++++ Given data ++++

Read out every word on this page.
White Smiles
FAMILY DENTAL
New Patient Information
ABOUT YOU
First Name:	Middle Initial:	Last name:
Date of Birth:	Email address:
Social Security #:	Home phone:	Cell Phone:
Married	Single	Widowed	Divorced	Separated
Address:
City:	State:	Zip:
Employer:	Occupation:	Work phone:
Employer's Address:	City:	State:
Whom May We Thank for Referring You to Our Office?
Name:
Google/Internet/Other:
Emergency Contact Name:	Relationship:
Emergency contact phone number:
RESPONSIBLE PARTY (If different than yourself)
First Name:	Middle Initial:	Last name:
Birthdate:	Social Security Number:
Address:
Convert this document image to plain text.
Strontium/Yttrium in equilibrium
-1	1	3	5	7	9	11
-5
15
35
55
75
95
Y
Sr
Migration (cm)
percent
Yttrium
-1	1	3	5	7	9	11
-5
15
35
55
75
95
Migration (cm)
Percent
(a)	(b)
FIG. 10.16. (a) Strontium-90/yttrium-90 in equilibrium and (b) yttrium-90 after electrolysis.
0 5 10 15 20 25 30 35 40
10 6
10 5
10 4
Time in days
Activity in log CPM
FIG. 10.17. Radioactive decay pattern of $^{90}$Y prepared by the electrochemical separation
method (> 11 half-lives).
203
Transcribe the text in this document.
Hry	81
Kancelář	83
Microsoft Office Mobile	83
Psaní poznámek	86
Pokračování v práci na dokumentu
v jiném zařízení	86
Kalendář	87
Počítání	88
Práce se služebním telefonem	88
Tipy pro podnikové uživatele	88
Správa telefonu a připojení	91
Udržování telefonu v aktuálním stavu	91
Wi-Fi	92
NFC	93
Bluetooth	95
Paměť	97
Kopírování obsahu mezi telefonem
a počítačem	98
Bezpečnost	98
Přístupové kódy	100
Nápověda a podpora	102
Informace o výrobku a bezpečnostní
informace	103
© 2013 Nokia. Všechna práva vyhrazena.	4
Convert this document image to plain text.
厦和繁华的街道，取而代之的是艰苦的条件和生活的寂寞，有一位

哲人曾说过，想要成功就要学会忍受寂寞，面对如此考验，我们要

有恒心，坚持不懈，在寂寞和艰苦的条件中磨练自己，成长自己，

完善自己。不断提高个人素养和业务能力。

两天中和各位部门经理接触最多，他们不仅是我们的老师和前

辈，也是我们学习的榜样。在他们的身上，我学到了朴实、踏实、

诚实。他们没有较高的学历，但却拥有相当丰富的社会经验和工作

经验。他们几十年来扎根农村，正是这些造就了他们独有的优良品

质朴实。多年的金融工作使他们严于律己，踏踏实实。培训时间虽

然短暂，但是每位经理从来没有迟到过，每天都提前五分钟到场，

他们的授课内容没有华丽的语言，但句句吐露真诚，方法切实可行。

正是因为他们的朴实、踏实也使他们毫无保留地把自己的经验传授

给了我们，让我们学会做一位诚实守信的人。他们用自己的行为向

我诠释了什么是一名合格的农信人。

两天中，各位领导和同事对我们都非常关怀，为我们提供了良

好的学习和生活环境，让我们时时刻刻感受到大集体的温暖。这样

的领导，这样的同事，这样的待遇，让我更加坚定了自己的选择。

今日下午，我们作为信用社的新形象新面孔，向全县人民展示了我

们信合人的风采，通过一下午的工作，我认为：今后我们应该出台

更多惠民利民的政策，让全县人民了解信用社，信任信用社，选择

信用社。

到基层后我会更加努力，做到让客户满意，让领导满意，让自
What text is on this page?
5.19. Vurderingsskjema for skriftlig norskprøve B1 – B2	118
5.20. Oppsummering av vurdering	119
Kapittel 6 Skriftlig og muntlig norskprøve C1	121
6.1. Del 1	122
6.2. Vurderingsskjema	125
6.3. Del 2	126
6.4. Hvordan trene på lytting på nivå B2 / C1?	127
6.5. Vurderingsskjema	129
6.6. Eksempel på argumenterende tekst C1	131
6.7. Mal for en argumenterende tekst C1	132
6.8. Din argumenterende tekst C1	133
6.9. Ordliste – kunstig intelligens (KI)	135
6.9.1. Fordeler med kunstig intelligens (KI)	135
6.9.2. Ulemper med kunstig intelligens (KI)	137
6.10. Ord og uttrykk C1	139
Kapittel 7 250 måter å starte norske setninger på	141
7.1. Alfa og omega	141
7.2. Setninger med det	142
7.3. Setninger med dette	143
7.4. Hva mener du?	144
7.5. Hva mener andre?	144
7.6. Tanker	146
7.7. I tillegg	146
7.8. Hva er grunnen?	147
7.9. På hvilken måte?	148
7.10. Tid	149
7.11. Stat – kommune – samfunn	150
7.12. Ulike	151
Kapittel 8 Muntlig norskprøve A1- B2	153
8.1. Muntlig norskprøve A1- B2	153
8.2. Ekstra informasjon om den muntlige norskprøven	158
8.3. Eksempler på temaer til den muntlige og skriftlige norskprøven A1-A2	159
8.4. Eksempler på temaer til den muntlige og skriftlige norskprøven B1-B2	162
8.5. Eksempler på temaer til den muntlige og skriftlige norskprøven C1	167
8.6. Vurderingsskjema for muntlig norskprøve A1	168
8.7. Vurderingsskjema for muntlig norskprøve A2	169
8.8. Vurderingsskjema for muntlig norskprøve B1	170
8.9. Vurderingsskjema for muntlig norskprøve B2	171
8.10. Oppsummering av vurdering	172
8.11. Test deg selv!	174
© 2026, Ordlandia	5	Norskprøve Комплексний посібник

++++

• _Set task_:
Reproduce all data above, unchanged.

• _Task solution_:
Read out every word on this page.
White Smiles
FAMILY DENTAL
New Patient Information
ABOUT YOU
First Name:	Middle Initial:	Last name:
Date of Birth:	Email address:
Social Security #:	Home phone:	Cell Phone:
Married	Single	Widowed	Divorced	Separated
Address:
City:	State:	Zip:
Employer:	Occupation:	Work phone:
Employer's Address:	City:	State:
Whom May We Thank for Referring You to Our Office?
Name:
Google/Internet/Other:
Emergency Contact Name:	Relationship:
Emergency contact phone number:
RESPONSIBLE PARTY (If different than yourself)
First Name:	Middle Initial:	Last name:
Birthdate:	Social Security Number:
Address:
Convert this document image to plain text.
Strontium/Yttrium in equilibrium
-1	1	3	5	7	9	11
-5
15
35
55
75
95
Y
Sr
Migration (cm)
percent
Yttrium
-1	1	3	5	7	9	11
-5
15
35
55
75
95
Migration (cm)
Percent
(a)	(b)
FIG. 10.16. (a) Strontium-90/yttrium-90 in equilibrium and (b) yttrium-90 after electrolysis.
0 5 10 15 20 25 30 35 40
10 6
10 5
10 4
Time in days
Activity in log CPM
FIG. 10.17. Radioactive decay pattern of $^{90}$Y prepared by the electrochemical separation
method (> 11 half-lives).
203
Transcribe the text in this document.
Hry	81
Kancelář	83
Microsoft Office Mobile	83
Psaní poznámek	86
Pokračování v práci na dokumentu
v jiném zařízení	86
Kalendář	87
Počítání	88
Práce se služebním telefonem	88
Tipy pro podnikové uživatele	88
Správa telefonu a připojení	91
Udržování telefonu v aktuálním stavu	91
Wi-Fi	92
NFC	93
Bluetooth	95
Paměť	97
Kopírování obsahu mezi telefonem
a počítačem	98
Bezpečnost	98
Přístupové kódy	100
Nápověda a podpora	102
Informace o výrobku a bezpečnostní
informace	103
© 2013 Nokia. Všechna práva vyhrazena.	4
Convert this document image to plain text.
厦和繁华的街道，取而代之的是艰苦的条件和生活的寂寞，有一位

哲人曾说过，想要成功就要学会忍受寂寞，面对如此考验，我们要

有恒心，坚持不懈，在寂寞和艰苦的条件中磨练自己，成长自己，

完善自己。不断提高个人素养和业务能力。

两天中和各位部门经理接触最多，他们不仅是我们的老师和前

辈，也是我们学习的榜样。在他们的身上，我学到了朴实、踏实、

诚实。他们没有较高的学历，但却拥有相当丰富的社会经验和工作

经验。他们几十年来扎根农村，正是这些造就了他们独有的优良品

质朴实。多年的金融工作使他们严于律己，踏踏实实。培训时间虽

然短暂，但是每位经理从来没有迟到过，每天都提前五分钟到场，

他们的授课内容没有华丽的语言，但句句吐露真诚，方法切实可行。

正是因为他们的朴实、踏实也使他们毫无保留地把自己的经验传授

给了我们，让我们学会做一位诚实守信的人。他们用自己的行为向

我诠释了什么是一名合格的农信人。

两天中，各位领导和同事对我们都非常关怀，为我们提供了良

好的学习和生活环境，让我们时时刻刻感受到大集体的温暖。这样

的领导，这样的同事，这样的待遇，让我更加坚定了自己的选择。

今日下午，我们作为信用社的新形象新面孔，向全县人民展示了我

们信合人的风采，通过一下午的工作，我认为：今后我们应该出台

更多惠民利民的政策，让全县人民了解信用社，信任信用社，选择

信用社。

到基层后我会更加努力，做到让客户满意，让领导满意，让自
What text is on this page?
5.19. Vurderingsskjema for skriftlig norskprøve B1 – B2	118
5.20. Oppsummering av vurdering	119
Kapittel 6 Skriftlig og muntlig norskprøve C1	121
6.1. Del 1	122
6.2. Vurderingsskjema	125
6.3. Del 2	126
6.4. Hvordan trene på lytting på nivå B2 / C1?	127
6.5. Vurderingsskjema	129
6.6. Eksempel på argumenterende tekst C1	131
6.7. Mal for en argumenterende tekst C1	132
6.8. Din argumenterende tekst C1	133
6.9. Ordliste – kunstig intelligens (KI)	135
6.9.1. Fordeler med kunstig intelligens (KI)	135
6.9.2. Ulemper med kunstig intelligens (KI)	137
6.10. Ord og uttrykk C1	139
Kapittel 7 250 måter å starte norske setninger på	141
7.1. Alfa og omega	141
7.2. Setninger med det	142
7.3. Setninger med dette	143
7.4. Hva mener du?	144
7.5. Hva mener andre?	144
7.6. Tanker	146
7.7. I tillegg	146
7.8. Hva er grunnen?	147
7.9. På hvilken måte?	148
7.10. Tid	149
7.11. Stat – kommune – samfunn	150
7.12. Ulike	151
Kapittel 8 Muntlig norskprøve A1- B2	153
8.1. Muntlig norskprøve A1- B2	153
8.2. Ekstra informasjon om den muntlige norskprøven	158
8.3. Eksempler på temaer til den muntlige og skriftlige norskprøven A1-A2	159
8.4. Eksempler på temaer til den muntlige og skriftlige norskprøven B1-B2	162
8.5. Eksempler på temaer til den muntlige og skriftlige norskprøven C1	167
8.6. Vurderingsskjema for muntlig norskprøve A1	168
8.7. Vurderingsskjema for muntlig norskprøve A2	169
8.8. Vurderingsskjema for muntlig norskprøve B1	170
8.9. Vurderingsskjema for muntlig norskprøve B2	171
8.10. Oppsummering av vurdering	172
8.11. Test deg selv!	174
© 2026, Ordlandia	5	Norskprøve Комплексний посібник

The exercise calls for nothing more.